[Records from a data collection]
* * *

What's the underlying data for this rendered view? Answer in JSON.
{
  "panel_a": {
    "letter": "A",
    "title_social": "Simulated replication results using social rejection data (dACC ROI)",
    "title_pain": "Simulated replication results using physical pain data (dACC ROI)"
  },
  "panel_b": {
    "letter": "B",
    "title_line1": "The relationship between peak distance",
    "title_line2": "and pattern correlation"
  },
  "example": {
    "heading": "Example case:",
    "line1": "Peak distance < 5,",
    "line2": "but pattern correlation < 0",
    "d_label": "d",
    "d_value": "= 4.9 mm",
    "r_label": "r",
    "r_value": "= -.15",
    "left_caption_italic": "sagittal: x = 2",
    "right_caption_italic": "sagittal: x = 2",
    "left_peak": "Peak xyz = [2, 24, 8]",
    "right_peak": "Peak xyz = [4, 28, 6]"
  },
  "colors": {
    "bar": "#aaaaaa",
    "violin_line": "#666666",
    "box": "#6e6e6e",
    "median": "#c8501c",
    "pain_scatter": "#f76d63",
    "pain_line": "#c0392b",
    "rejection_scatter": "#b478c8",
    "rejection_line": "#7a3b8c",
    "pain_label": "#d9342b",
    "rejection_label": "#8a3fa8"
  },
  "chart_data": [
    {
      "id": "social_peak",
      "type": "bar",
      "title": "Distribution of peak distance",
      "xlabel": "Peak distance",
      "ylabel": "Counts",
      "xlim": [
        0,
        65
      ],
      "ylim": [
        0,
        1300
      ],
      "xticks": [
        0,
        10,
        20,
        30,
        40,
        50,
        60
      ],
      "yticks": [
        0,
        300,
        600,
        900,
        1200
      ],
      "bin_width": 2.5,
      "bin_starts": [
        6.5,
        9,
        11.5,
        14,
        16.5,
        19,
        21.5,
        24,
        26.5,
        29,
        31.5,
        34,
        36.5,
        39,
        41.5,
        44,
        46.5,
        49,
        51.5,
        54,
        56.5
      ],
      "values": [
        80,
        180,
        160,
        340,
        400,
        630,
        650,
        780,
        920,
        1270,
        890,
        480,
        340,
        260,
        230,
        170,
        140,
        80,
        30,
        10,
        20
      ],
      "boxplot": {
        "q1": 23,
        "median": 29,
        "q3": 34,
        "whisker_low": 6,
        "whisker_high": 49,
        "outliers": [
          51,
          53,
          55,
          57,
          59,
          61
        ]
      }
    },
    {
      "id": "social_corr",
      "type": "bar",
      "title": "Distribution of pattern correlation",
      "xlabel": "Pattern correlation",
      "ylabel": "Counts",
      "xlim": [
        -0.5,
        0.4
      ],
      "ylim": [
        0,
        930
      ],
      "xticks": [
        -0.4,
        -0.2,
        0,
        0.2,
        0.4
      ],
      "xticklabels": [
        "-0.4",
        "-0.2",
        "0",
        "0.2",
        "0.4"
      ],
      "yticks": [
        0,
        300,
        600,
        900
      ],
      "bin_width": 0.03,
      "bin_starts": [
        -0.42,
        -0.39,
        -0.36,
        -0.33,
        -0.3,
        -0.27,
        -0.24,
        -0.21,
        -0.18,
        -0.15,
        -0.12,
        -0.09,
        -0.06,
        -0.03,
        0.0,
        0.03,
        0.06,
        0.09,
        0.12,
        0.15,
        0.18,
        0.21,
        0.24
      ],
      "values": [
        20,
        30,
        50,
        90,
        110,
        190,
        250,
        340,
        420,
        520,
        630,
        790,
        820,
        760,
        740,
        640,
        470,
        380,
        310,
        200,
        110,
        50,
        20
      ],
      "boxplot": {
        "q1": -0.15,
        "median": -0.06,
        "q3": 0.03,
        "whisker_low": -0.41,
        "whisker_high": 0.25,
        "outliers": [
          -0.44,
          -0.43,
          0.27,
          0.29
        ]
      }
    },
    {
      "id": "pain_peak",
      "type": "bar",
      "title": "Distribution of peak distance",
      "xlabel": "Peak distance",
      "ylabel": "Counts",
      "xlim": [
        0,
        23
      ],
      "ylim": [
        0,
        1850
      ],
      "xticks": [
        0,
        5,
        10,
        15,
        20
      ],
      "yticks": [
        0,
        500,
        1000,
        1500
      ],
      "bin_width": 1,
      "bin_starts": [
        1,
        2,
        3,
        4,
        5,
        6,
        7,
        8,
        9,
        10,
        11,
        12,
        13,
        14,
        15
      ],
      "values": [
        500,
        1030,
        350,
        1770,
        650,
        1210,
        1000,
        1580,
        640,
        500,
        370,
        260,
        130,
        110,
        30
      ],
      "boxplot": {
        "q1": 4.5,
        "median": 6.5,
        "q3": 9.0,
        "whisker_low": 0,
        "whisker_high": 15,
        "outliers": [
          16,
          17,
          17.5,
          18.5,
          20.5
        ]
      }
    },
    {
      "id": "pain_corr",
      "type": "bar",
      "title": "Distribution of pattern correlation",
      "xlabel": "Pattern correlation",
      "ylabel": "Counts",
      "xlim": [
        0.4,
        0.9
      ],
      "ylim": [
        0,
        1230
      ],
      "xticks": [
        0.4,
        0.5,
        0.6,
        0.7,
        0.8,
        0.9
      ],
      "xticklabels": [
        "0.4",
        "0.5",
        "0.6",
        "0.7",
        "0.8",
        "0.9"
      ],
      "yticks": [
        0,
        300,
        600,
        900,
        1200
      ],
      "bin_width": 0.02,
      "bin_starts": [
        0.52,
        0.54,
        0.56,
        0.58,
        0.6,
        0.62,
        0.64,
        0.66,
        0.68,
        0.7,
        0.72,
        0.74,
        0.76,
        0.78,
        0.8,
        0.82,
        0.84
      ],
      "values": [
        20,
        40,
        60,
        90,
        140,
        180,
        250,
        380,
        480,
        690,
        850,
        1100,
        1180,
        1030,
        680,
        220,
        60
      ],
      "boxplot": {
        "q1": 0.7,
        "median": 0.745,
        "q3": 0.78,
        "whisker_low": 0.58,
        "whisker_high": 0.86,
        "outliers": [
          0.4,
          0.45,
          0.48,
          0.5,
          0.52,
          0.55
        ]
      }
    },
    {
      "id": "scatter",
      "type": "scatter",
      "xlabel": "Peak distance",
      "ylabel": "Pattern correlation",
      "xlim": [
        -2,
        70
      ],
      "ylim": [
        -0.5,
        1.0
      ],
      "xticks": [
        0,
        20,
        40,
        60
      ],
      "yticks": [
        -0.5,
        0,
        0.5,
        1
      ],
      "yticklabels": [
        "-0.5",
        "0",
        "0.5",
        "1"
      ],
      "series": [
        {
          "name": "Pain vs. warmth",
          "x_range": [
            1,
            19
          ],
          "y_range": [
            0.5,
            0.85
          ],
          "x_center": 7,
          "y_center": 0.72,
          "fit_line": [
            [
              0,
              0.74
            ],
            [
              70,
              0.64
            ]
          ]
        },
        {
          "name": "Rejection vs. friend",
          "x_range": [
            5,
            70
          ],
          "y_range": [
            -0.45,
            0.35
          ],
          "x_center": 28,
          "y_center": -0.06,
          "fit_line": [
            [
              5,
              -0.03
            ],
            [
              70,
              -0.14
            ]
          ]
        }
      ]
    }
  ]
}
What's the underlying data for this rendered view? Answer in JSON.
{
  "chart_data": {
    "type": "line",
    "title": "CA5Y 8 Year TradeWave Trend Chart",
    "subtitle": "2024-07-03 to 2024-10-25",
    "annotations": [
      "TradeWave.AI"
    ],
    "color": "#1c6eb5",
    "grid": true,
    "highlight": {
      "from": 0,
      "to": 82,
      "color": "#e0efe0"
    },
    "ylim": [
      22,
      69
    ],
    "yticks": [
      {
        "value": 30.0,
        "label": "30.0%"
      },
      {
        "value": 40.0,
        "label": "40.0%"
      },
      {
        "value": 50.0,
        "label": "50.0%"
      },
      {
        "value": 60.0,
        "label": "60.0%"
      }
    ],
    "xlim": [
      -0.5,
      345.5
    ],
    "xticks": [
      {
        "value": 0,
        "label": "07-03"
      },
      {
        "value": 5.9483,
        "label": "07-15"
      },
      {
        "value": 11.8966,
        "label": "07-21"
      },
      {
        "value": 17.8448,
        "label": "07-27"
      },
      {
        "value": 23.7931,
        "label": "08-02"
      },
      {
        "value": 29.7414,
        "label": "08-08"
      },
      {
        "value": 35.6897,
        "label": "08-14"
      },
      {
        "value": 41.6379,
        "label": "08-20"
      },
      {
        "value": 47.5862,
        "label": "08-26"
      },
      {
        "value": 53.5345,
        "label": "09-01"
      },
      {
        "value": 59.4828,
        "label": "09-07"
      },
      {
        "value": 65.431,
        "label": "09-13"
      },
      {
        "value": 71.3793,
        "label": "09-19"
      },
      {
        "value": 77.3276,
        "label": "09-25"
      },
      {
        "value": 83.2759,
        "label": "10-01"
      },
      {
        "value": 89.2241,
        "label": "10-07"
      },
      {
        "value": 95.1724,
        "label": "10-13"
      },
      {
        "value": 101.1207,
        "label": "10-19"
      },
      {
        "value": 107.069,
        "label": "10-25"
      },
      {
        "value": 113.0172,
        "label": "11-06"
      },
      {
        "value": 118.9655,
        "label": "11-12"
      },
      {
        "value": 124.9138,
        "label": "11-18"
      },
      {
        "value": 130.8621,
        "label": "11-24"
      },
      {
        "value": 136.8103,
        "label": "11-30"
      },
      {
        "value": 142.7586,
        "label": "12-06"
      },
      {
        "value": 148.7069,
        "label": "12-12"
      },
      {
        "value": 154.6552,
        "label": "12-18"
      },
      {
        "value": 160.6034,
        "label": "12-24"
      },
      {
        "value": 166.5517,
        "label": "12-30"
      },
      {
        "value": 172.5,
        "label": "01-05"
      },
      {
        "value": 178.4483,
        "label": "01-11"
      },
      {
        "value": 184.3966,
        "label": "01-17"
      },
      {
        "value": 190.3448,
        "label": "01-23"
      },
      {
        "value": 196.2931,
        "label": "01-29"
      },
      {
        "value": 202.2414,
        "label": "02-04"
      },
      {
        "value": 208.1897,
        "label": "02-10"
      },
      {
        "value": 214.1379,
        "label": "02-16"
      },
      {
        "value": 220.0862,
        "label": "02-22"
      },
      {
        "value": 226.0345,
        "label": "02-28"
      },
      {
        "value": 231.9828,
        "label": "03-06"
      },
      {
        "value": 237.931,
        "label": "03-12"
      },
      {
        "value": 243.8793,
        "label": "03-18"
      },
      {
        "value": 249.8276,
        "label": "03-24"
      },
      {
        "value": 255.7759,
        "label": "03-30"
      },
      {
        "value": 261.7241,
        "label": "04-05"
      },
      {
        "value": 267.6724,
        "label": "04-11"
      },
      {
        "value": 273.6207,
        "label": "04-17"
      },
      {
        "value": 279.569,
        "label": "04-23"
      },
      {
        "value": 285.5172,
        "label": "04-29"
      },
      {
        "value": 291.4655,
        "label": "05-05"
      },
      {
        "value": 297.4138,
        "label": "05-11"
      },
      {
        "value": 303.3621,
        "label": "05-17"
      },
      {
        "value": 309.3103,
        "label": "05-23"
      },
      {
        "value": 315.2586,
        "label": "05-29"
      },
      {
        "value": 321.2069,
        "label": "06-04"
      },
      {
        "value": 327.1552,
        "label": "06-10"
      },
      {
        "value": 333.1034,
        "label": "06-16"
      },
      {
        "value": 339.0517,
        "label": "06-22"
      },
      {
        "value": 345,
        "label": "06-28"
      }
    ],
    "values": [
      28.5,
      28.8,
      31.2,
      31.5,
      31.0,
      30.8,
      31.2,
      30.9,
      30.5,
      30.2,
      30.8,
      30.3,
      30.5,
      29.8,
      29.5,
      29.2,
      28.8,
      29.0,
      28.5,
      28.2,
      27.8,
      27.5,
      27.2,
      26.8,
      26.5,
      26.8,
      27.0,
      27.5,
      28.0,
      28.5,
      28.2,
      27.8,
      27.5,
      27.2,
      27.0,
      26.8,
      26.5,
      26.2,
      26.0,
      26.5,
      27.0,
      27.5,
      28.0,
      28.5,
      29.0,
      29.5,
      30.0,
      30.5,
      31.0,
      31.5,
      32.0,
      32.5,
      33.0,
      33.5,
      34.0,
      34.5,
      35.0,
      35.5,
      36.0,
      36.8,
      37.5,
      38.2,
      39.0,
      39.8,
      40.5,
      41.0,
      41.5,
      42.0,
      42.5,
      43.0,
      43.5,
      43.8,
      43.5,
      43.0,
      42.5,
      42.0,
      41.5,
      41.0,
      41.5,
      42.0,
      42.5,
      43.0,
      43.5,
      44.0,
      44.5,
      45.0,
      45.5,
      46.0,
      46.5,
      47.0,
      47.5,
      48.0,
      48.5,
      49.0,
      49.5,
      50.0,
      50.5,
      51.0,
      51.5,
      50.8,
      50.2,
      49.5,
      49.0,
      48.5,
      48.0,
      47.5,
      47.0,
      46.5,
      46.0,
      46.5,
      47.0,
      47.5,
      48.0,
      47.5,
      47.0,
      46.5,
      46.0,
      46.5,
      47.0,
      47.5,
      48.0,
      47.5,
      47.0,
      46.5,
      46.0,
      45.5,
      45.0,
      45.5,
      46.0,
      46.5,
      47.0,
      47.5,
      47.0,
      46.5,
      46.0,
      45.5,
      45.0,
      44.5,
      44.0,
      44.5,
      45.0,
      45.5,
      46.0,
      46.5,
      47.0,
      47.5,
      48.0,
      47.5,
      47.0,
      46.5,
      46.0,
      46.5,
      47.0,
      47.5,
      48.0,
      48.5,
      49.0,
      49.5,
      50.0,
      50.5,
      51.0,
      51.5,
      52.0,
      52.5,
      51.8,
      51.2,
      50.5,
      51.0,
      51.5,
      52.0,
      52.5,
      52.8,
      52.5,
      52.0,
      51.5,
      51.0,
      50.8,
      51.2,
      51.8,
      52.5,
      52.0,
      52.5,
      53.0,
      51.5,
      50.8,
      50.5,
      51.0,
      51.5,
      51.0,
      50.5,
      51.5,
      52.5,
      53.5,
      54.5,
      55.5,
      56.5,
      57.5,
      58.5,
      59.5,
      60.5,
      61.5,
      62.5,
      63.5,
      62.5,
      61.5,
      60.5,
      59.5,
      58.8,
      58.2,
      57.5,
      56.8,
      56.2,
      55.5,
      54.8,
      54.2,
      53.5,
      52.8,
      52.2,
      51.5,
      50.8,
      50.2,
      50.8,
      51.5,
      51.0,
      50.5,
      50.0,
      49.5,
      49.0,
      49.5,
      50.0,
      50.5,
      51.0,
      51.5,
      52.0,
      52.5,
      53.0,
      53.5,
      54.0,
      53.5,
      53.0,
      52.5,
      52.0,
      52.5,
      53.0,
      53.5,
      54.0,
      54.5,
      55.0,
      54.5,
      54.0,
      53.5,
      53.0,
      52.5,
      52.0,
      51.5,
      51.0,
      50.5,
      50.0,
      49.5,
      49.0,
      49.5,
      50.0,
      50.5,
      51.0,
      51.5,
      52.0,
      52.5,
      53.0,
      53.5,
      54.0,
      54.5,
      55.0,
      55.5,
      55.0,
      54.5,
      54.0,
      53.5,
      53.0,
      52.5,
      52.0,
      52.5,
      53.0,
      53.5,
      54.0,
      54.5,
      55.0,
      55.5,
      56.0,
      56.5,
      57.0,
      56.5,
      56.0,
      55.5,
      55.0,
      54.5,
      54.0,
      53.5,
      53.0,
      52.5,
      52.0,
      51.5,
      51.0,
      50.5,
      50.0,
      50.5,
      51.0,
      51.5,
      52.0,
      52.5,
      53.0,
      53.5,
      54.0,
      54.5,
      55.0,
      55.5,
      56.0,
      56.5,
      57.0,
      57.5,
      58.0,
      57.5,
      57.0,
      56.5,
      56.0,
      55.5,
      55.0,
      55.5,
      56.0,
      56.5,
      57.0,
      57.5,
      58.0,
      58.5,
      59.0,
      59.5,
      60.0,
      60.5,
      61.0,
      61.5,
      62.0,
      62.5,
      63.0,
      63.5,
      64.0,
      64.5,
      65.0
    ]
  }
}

* * *

**Work to do:** Search the lines for "dACC". Copy each line that has it.

**Solution to this exercise:**
    "title_social": "Simulated replication results using social rejection data (dACC ROI)",
    "title_pain": "Simulated replication results using physical pain data (dACC ROI)"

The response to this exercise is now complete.